- Stated task
Return each line containing the string "субсидий".

Stored items from a collection

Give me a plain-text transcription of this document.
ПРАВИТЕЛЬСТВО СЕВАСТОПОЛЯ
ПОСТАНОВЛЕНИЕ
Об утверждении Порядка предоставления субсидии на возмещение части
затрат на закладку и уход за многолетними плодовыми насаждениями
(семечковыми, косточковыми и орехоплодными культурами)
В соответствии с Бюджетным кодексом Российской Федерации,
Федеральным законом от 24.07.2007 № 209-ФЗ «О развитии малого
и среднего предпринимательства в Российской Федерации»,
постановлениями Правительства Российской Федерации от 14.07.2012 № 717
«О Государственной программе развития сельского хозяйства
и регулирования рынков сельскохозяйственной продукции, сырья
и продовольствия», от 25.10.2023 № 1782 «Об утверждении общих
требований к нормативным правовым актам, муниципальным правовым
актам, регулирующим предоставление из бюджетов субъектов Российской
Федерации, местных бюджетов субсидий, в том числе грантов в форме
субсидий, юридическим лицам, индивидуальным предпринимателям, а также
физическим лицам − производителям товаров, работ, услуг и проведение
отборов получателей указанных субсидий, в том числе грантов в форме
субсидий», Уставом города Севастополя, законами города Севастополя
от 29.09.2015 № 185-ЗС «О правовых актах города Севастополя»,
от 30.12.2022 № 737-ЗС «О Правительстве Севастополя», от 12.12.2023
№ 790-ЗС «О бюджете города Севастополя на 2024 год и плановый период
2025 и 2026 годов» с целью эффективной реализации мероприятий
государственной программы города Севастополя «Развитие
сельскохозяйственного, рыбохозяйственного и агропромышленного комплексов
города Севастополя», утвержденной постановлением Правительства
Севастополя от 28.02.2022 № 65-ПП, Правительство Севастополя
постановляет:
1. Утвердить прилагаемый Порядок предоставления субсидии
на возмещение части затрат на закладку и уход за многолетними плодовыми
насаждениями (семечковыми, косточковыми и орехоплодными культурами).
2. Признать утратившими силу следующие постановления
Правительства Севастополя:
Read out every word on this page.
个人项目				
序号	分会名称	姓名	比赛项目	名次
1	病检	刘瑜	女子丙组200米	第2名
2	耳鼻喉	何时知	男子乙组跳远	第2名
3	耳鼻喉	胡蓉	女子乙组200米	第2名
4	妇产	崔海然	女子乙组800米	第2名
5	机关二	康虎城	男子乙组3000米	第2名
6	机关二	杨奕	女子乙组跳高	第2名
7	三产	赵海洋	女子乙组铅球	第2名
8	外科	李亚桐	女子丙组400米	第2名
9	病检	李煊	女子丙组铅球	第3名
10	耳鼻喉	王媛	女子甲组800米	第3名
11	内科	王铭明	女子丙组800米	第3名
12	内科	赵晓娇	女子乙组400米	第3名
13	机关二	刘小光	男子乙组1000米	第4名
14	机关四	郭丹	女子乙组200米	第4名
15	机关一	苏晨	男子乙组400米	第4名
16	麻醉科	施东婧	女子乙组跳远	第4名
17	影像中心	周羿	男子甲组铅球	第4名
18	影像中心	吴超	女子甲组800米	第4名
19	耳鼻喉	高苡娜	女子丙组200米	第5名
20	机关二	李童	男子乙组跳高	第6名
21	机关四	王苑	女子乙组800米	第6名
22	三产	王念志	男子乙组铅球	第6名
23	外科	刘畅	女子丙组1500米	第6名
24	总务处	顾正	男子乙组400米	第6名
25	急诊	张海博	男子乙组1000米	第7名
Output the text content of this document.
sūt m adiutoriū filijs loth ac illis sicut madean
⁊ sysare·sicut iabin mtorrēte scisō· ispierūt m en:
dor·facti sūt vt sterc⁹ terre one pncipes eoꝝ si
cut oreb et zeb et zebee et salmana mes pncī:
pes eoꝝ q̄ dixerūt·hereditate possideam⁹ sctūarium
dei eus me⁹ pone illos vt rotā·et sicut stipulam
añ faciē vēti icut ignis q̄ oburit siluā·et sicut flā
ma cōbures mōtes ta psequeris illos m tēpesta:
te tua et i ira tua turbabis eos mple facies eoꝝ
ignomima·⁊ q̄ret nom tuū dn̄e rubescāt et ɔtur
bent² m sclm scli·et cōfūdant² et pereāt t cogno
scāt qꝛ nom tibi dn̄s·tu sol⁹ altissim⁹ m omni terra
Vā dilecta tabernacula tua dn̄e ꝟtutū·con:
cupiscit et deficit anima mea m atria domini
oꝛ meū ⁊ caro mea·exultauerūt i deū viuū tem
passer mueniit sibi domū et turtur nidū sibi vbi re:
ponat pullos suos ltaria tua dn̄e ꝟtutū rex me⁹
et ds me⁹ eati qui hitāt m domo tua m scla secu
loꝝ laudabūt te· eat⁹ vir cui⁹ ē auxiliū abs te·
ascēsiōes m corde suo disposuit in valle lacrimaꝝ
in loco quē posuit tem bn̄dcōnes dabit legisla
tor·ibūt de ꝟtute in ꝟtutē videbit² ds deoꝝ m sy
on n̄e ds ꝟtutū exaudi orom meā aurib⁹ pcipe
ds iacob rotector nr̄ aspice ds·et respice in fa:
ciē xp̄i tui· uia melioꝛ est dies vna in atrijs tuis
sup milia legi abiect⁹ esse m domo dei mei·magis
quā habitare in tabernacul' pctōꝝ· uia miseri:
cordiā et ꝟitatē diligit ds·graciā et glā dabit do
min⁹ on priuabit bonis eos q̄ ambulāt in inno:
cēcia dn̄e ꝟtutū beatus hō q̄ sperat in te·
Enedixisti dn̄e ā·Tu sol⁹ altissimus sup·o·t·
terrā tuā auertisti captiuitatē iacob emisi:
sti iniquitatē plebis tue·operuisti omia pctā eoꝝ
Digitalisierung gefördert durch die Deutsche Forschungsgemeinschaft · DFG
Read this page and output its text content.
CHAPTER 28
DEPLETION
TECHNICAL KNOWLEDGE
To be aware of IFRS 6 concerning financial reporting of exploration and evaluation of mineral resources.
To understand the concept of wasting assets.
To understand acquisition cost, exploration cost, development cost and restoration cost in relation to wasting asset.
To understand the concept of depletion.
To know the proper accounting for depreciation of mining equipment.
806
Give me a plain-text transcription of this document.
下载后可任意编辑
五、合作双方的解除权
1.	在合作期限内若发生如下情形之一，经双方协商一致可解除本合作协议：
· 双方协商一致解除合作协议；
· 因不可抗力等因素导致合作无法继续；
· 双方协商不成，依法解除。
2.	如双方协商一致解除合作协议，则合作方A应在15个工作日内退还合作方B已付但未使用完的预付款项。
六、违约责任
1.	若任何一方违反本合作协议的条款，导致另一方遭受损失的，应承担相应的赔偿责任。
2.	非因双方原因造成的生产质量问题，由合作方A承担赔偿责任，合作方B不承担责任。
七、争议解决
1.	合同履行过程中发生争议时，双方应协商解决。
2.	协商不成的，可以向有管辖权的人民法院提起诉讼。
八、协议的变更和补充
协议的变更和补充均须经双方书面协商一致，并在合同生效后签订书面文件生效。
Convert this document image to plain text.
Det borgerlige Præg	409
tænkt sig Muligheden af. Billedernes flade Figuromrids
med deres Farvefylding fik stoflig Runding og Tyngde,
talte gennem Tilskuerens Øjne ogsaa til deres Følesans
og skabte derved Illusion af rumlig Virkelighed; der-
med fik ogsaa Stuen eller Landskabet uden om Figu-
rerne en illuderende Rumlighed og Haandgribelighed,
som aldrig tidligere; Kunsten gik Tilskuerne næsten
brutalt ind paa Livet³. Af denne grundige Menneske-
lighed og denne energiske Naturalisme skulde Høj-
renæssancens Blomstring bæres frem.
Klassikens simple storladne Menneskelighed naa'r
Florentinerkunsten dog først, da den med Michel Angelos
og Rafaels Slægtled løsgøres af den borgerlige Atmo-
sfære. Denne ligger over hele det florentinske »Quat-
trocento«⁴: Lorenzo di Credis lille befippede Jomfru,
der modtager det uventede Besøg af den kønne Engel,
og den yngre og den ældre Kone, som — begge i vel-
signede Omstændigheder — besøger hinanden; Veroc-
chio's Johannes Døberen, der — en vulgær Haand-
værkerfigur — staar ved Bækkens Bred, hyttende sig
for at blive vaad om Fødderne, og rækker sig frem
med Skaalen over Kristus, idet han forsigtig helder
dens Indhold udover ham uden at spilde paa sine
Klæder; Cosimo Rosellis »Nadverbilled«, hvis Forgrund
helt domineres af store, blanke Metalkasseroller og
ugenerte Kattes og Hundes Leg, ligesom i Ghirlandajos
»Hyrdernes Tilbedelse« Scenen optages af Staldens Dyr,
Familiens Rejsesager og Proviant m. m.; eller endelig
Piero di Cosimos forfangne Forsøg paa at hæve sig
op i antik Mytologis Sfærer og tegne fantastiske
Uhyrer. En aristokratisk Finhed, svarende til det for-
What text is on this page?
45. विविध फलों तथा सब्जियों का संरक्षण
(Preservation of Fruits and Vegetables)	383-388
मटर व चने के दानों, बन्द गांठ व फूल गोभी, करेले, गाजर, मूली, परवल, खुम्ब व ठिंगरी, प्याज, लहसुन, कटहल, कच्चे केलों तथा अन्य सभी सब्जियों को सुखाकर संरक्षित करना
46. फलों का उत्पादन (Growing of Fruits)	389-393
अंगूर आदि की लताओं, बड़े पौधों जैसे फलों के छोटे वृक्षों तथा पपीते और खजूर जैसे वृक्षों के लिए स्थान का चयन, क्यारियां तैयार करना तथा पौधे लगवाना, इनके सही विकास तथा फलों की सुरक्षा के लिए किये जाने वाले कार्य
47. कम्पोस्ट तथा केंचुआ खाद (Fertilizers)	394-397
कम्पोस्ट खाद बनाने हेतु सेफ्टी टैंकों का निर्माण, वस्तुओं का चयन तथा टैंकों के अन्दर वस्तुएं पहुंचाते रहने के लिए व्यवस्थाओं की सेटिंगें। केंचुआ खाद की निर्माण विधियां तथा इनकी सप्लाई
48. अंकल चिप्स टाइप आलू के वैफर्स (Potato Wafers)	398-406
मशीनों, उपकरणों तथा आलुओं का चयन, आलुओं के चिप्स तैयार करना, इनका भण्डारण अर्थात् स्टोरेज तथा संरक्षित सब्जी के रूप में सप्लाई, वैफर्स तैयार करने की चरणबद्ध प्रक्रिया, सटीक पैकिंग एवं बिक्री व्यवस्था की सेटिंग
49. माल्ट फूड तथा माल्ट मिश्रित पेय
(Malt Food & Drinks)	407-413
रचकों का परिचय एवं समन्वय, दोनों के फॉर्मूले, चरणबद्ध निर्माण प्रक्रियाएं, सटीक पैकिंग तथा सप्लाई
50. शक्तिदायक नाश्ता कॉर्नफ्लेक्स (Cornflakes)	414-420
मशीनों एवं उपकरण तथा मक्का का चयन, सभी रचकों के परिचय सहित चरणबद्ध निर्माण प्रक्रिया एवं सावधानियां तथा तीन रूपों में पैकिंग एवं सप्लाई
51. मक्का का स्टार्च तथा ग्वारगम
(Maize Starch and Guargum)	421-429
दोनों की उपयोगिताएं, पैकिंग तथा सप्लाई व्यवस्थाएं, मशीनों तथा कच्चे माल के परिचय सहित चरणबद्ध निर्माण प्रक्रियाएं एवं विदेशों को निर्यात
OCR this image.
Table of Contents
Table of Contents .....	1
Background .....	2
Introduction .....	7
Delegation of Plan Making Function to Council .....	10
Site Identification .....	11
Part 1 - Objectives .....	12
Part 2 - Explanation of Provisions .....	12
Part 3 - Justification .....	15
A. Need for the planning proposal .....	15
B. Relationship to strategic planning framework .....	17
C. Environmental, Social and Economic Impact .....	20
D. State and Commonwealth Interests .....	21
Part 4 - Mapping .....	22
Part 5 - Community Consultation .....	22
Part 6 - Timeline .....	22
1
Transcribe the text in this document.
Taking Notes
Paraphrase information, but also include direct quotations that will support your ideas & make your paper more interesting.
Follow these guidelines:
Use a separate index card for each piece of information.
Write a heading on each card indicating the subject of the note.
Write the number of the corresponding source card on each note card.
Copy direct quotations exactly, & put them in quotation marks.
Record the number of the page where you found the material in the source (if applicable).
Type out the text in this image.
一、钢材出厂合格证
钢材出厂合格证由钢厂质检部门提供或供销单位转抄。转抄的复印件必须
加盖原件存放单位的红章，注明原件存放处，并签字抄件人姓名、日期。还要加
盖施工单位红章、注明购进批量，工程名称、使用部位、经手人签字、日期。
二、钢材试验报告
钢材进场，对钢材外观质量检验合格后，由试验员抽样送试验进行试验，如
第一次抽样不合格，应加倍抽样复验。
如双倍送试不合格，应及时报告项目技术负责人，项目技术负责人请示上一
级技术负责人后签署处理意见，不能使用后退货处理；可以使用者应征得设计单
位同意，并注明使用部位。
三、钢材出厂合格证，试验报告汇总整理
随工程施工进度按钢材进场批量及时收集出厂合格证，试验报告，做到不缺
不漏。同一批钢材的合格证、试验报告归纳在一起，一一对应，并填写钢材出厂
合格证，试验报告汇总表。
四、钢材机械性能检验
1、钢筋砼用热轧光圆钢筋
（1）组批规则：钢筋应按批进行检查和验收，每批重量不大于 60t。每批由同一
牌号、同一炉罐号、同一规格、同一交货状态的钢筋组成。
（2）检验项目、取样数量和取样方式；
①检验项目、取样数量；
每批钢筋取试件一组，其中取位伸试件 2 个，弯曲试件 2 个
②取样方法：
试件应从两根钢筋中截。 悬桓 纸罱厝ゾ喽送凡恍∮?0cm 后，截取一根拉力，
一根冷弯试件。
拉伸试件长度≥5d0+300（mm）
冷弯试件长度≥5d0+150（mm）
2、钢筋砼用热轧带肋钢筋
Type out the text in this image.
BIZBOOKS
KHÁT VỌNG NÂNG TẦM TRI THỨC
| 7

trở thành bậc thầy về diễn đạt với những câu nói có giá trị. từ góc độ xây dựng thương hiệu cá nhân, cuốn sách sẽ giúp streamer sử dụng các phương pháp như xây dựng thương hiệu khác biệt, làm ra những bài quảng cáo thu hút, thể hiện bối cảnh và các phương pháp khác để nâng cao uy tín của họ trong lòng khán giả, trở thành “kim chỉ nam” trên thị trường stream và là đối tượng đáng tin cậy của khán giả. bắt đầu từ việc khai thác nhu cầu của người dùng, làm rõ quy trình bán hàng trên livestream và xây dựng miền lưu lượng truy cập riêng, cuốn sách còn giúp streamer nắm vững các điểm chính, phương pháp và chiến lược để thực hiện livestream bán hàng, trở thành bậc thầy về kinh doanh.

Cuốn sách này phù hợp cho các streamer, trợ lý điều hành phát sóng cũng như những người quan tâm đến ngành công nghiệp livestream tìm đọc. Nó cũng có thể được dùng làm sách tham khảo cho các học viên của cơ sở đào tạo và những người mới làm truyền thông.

- Worked answer
Федерации, местных бюджетов субсидий, в том числе грантов в форме
субсидий, юридическим лицам, индивидуальным предпринимателям, а также
отборов получателей указанных субсидий, в том числе грантов в форме
субсидий», Уставом города Севастополя, законами города Севастополя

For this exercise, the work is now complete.